§ **Brief**
Repeat every record below exactly as written.

(Dataset entries)
## Start

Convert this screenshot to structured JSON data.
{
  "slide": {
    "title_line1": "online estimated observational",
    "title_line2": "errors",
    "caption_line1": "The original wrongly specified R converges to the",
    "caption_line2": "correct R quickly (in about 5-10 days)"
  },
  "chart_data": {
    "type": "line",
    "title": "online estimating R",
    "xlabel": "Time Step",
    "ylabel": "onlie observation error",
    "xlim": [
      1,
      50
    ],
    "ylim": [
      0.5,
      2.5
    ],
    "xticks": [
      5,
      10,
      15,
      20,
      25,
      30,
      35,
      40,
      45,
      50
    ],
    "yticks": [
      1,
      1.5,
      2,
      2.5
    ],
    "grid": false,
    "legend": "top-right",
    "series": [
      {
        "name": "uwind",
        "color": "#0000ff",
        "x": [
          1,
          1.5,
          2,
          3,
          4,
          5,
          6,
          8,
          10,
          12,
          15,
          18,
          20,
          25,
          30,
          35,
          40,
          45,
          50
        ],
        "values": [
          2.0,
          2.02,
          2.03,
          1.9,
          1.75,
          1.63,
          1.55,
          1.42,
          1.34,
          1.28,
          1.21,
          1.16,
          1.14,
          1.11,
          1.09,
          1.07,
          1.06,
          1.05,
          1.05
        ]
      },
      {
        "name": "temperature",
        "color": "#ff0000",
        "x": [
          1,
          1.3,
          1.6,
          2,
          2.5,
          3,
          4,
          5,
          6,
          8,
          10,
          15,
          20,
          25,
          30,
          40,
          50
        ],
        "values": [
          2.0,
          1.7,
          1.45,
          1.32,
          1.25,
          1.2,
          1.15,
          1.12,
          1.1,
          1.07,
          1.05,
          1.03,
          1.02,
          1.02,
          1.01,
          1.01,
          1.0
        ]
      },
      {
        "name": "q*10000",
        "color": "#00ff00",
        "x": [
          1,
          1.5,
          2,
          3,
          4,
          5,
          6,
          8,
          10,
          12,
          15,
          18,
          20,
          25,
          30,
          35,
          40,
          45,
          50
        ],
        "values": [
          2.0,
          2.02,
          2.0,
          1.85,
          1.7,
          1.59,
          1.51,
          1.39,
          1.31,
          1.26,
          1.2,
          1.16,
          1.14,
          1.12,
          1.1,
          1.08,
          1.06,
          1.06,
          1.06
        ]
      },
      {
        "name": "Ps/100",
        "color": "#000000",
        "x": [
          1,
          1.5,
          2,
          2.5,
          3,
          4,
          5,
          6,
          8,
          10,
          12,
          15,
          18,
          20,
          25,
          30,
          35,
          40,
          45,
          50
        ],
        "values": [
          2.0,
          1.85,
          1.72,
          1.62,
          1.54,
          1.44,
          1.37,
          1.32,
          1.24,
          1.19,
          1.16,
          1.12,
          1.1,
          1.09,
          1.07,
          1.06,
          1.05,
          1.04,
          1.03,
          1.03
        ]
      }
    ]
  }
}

## End

§ **Exercise solution**
Convert this screenshot to structured JSON data.
{
  "slide": {
    "title_line1": "online estimated observational",
    "title_line2": "errors",
    "caption_line1": "The original wrongly specified R converges to the",
    "caption_line2": "correct R quickly (in about 5-10 days)"
  },
  "chart_data": {
    "type": "line",
    "title": "online estimating R",
    "xlabel": "Time Step",
    "ylabel": "onlie observation error",
    "xlim": [
      1,
      50
    ],
    "ylim": [
      0.5,
      2.5
    ],
    "xticks": [
      5,
      10,
      15,
      20,
      25,
      30,
      35,
      40,
      45,
      50
    ],
    "yticks": [
      1,
      1.5,
      2,
      2.5
    ],
    "grid": false,
    "legend": "top-right",
    "series": [
      {
        "name": "uwind",
        "color": "#0000ff",
        "x": [
          1,
          1.5,
          2,
          3,
          4,
          5,
          6,
          8,
          10,
          12,
          15,
          18,
          20,
          25,
          30,
          35,
          40,
          45,
          50
        ],
        "values": [
          2.0,
          2.02,
          2.03,
          1.9,
          1.75,
          1.63,
          1.55,
          1.42,
          1.34,
          1.28,
          1.21,
          1.16,
          1.14,
          1.11,
          1.09,
          1.07,
          1.06,
          1.05,
          1.05
        ]
      },
      {
        "name": "temperature",
        "color": "#ff0000",
        "x": [
          1,
          1.3,
          1.6,
          2,
          2.5,
          3,
          4,
          5,
          6,
          8,
          10,
          15,
          20,
          25,
          30,
          40,
          50
        ],
        "values": [
          2.0,
          1.7,
          1.45,
          1.32,
          1.25,
          1.2,
          1.15,
          1.12,
          1.1,
          1.07,
          1.05,
          1.03,
          1.02,
          1.02,
          1.01,
          1.01,
          1.0
        ]
      },
      {
        "name": "q*10000",
        "color": "#00ff00",
        "x": [
          1,
          1.5,
          2,
          3,
          4,
          5,
          6,
          8,
          10,
          12,
          15,
          18,
          20,
          25,
          30,
          35,
          40,
          45,
          50
        ],
        "values": [
          2.0,
          2.02,
          2.0,
          1.85,
          1.7,
          1.59,
          1.51,
          1.39,
          1.31,
          1.26,
          1.2,
          1.16,
          1.14,
          1.12,
          1.1,
          1.08,
          1.06,
          1.06,
          1.06
        ]
      },
      {
        "name": "Ps/100",
        "color": "#000000",
        "x": [
          1,
          1.5,
          2,
          2.5,
          3,
          4,
          5,
          6,
          8,
          10,
          12,
          15,
          18,
          20,
          25,
          30,
          35,
          40,
          45,
          50
        ],
        "values": [
          2.0,
          1.85,
          1.72,
          1.62,
          1.54,
          1.44,
          1.37,
          1.32,
          1.24,
          1.19,
          1.16,
          1.12,
          1.1,
          1.09,
          1.07,
          1.06,
          1.05,
          1.04,
          1.03,
          1.03
        ]
      }
    ]
  }
}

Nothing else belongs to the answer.